Collect each line of the records containing the string "Trenno".

:: DATA LISTING

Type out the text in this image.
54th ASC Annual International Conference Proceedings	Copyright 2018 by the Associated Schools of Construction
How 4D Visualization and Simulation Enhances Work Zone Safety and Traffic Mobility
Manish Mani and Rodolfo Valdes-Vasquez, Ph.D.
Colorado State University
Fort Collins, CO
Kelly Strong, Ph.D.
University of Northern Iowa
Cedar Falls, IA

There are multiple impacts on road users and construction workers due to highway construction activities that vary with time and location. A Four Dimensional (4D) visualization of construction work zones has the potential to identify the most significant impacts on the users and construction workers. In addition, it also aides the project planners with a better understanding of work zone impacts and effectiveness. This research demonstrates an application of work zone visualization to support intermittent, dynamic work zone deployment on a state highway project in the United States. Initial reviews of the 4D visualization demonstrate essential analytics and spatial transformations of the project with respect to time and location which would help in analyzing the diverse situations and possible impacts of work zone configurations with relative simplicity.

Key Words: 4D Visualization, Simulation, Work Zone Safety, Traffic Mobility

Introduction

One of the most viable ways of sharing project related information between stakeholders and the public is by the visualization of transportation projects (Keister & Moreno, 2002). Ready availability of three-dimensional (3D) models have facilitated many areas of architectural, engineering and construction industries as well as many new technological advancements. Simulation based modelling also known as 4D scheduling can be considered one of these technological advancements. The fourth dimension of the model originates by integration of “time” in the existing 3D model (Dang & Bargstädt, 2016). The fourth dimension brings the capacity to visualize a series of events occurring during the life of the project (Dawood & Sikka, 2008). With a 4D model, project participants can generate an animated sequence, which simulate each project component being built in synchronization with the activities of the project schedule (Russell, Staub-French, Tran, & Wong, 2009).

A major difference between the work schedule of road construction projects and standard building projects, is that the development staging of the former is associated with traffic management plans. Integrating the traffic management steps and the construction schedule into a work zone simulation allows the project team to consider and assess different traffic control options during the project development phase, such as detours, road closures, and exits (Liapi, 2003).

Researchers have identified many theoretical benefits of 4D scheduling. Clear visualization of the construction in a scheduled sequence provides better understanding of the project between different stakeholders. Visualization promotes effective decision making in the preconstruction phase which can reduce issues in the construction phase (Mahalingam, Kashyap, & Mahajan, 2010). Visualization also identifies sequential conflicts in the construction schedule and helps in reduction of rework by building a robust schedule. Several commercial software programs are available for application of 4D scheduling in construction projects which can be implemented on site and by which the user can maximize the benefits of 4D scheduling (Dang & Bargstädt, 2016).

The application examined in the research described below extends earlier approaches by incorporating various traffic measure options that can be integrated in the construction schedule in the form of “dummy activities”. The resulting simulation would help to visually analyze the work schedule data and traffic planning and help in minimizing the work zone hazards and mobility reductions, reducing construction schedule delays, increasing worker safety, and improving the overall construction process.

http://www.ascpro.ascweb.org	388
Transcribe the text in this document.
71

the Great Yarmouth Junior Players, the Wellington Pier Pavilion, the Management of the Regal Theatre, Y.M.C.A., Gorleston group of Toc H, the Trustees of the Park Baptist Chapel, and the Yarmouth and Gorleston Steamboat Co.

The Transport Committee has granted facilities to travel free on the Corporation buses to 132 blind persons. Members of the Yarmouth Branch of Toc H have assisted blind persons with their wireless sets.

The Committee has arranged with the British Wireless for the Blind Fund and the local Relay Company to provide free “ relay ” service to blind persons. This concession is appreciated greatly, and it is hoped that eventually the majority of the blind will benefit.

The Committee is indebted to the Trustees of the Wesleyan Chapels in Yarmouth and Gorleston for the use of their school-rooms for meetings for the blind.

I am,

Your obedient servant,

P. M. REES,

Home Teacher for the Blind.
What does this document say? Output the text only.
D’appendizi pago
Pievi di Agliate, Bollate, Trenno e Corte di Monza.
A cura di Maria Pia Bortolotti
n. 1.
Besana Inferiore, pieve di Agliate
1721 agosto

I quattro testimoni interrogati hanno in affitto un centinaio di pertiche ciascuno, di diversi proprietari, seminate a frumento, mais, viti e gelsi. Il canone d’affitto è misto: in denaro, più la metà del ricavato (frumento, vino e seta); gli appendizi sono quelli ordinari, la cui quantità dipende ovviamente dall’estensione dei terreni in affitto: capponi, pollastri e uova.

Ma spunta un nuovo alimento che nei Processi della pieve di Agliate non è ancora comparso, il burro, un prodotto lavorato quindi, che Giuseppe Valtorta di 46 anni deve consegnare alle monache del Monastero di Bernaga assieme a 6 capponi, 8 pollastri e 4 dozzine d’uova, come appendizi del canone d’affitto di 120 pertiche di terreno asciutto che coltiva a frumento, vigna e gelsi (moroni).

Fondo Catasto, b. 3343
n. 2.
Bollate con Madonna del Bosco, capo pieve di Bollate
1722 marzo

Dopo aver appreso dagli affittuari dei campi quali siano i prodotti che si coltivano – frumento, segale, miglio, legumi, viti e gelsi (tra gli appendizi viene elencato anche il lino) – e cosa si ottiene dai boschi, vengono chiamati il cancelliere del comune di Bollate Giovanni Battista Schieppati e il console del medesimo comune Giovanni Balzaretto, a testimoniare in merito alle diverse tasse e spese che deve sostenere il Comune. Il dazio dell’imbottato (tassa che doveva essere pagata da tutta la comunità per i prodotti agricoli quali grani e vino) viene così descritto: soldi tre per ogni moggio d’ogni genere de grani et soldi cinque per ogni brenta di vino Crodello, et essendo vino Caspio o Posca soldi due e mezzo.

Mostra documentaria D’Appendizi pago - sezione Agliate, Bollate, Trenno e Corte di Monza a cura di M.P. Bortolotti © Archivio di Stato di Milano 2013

::::

REPLY:
Pievi di Agliate, Bollate, Trenno e Corte di Monza.
Mostra documentaria D’Appendizi pago - sezione Agliate, Bollate, Trenno e Corte di Monza a cura di M.P. Bortolotti © Archivio di Stato di Milano 2013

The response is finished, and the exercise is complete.